━━━ DOCUMENT TEXT

Jaz Coleman’s incredible, weird energy is unparalleled. Having seen Killing Joke play The Button Factory 2010, I knew this gig was unmissable. There was a shared this sensation of being impaled on Jaz’s gaze. I was reminded of Beckett referring to a pair of eyes as ‘clenched’. I would imagine that Beckett probably wrote this as an implausible image but, Jaz has seriously clenched, and clenching, peepers. Second time, I didn’t quite feel as though I’d been nailed to the nearest wall by Jaz’s gaze but nonetheless I believe this was an even better show.

Ceremonial

The stage was set with two altar candles and some incense. Possibly nag champa; a favourite of both Bob Dylan and Grateful Dead. Incidentally when I saw Bob Dylan play in The 02 the smell of nag champa was most certainly the best thing about the entire mutually contemptuous experience. But in this case, a ceremonial atmosphere was created and sustained as they opened their set with the winningly gothic ‘The Hum’. In a surprising but well considered move, their better-known, legendary single ‘Love Like Blood’, followed as their second song. It was played tightly yet enriched with change. Their keyboard player, Reza Udhin, is a welcome addition and accounts for such embellishments of their sound.

Stillness

This time, one aspect I was very conscious of from the beginning of the performance was that Jaz truly knows how to make great use of stillness as a performer; you will not take your eyes off him because you just know he’s about to do something that will scare the crap out of you. Some sharp and devastating gesture you might miss in the blink of an eye, like how he pointed smitefully at bass player Martin Glover, a gesture which said “YOU”. If he did that to me, I swear I would turn into a pillar of piss. But Glover didn’t. In fact Jaz did this a few times with his band members and it made for very tight timing of certain sounds with movements, which is theatrical in a literal way. He also exercised control over the audience, as with a wave of his hand he could incite and animate the crowd as though through an unseen electrical charge.

Sincere or acerbic?

━━━━━━

» PROBLEMS TO SOLVE:
1: Answer these from the Killing Joke concert review, one line each:
(a) Where and in what year had the writer seen Killing Joke before?
(b) Which song opened the band's set?
(c) Which band member did Jaz point at with a gesture that said "YOU"?
2: In the Killing Joke concert review, turn the paragraph beginning "The stage was set with two altar candles" into a short bulleted list that keeps its main facts.
3: Carry the Killing Joke concert review forward, writing the section that belongs under its last heading.

━━━ EXTRACTED RECORDS

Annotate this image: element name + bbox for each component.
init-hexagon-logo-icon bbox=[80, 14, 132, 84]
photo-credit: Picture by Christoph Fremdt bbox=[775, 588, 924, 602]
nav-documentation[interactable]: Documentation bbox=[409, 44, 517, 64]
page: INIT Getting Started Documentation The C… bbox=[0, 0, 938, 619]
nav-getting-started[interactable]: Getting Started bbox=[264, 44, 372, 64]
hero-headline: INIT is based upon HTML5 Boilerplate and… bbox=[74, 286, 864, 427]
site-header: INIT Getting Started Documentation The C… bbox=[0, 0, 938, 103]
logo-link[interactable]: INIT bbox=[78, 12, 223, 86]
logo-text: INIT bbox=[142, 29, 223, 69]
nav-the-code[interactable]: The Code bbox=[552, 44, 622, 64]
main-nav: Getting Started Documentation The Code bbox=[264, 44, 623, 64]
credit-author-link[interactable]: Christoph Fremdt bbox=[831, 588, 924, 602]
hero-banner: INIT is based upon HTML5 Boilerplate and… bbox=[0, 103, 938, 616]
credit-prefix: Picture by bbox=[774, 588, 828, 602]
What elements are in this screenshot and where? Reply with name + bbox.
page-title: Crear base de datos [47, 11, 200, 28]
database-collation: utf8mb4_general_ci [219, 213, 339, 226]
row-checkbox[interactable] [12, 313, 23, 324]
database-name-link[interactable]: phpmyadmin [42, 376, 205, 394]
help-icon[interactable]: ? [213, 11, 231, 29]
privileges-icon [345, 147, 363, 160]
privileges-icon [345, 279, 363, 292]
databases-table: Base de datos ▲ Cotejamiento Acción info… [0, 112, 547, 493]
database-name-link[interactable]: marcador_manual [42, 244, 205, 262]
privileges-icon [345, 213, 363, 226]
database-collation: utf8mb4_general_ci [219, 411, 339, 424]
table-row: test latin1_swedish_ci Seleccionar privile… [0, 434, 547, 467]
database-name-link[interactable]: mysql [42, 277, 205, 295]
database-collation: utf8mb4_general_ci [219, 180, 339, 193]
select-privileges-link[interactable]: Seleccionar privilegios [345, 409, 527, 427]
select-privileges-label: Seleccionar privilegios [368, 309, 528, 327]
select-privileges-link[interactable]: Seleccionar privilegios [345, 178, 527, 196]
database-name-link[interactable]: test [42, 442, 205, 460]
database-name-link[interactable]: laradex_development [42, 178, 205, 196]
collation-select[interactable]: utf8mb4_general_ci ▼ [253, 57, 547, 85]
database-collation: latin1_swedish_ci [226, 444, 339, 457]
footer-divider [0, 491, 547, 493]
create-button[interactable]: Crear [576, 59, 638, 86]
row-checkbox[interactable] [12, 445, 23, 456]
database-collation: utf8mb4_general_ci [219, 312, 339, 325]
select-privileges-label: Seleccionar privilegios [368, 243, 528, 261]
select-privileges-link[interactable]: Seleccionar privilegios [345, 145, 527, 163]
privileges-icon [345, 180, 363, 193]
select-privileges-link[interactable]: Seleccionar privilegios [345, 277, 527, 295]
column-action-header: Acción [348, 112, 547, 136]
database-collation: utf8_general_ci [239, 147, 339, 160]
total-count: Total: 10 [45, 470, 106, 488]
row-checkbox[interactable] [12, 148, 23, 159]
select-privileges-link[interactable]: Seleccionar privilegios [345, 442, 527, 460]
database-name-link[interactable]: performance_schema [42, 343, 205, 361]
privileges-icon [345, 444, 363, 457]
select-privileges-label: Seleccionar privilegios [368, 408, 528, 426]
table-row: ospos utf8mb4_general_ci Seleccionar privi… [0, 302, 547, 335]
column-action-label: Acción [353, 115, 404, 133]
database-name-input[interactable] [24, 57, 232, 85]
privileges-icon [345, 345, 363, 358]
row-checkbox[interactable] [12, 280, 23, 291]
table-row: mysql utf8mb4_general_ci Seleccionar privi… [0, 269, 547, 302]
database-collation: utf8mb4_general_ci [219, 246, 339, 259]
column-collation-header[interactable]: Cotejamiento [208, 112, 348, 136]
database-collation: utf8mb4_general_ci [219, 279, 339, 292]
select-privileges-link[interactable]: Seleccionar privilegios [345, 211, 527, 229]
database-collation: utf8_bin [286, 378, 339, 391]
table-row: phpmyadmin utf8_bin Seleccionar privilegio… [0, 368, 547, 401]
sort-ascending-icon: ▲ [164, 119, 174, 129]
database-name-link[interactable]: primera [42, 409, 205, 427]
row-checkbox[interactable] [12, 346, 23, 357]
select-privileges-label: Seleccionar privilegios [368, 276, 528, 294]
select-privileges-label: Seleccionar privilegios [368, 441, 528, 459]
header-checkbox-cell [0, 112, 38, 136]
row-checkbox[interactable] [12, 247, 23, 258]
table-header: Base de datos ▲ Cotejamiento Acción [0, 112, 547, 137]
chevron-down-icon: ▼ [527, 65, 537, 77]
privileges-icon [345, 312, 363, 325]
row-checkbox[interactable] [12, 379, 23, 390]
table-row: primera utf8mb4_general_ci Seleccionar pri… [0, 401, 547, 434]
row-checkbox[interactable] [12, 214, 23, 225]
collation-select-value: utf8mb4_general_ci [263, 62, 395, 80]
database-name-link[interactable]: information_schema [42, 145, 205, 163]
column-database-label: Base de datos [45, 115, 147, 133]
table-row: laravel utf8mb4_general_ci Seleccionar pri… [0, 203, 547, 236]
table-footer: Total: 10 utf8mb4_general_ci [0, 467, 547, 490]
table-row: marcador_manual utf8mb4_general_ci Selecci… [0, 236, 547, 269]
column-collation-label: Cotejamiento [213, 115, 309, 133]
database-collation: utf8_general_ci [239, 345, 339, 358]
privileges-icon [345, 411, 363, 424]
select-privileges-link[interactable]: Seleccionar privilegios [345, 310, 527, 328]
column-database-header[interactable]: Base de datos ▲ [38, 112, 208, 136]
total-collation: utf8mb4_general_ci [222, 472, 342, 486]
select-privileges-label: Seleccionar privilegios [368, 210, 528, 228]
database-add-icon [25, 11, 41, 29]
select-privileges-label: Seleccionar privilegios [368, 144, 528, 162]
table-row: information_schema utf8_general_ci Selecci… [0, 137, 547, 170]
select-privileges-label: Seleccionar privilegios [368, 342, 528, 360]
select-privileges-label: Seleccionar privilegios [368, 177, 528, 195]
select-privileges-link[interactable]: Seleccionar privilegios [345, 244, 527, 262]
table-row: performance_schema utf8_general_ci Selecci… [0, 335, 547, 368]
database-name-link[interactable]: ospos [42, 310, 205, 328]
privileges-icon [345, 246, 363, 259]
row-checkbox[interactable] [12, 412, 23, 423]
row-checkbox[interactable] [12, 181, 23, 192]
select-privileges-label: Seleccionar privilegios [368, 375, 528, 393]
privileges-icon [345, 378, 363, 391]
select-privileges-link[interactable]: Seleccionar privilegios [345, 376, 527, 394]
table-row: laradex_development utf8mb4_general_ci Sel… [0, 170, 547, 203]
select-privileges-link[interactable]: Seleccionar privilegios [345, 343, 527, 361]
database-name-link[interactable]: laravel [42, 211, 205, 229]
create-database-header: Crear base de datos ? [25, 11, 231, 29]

━━━━━━

» PER-TASK ANSWERS:
1:
(a) The Button Factory, 2010
(b) 'The Hum'
(c) Bass player Martin Glover

2:
- The stage held two altar candles and incense, possibly nag champa, which Bob Dylan and Grateful Dead both favor.
- The writer found that smell the best thing about seeing Bob Dylan at The 02.
- Here the setting created a ceremonial atmosphere, which lasted as the band opened with the gothic 'The Hum'.
- In a surprising but well-considered move, the legendary single 'Love Like Blood' came second.
- It was played tightly but with changes that enriched it.
- Keyboard player Reza Udhin, a welcome addition, accounts for these embellishments.

3:
Jaz and Killing Joke are also known for his views on such geopolitical topics as chemtrails, water fluoridation, war. All kinds of happy stuff. He mentioned chemtrails and said, somewhat vaguely, that he ‘enjoyed’ Brexit. I couldn’t tell you what he meant by that. (As far as I can recall, the last time I saw Killing Joke play Jaz was expressing anti-EU sentiments). Neither did I know how to take his introduction to “Eighties” a song which has a riff that, if you haven’t heard it before, you will most likely recognize from being lifted for Nirvana’s ‘Come As You Are’. (Captain Sensible also used the riff, but this went largely unnoticed). As it was Halloween weekend, Jaz said “It is a night to honour the dead”, and paused ominously. “This one’s for Kurt”. I didn’t know if that was sincere or acerbic at first but I have decided that it was sincere. ‘Psyche’ from their 1982 album Ha was a particular favourite for me. By that stage the audience were well entranced ; Jaz sold us what he sussed, yes! And their encore was absolutely on fire, the selection of songs a powerful representation of what Killing Joke are about; the cynical poetry of ‘Beautiful Dead’, and the heavy politics of ‘Wardance’ and ‘Pandemonium’, their sound marrying the best qualities of industrial, post-punk and metal.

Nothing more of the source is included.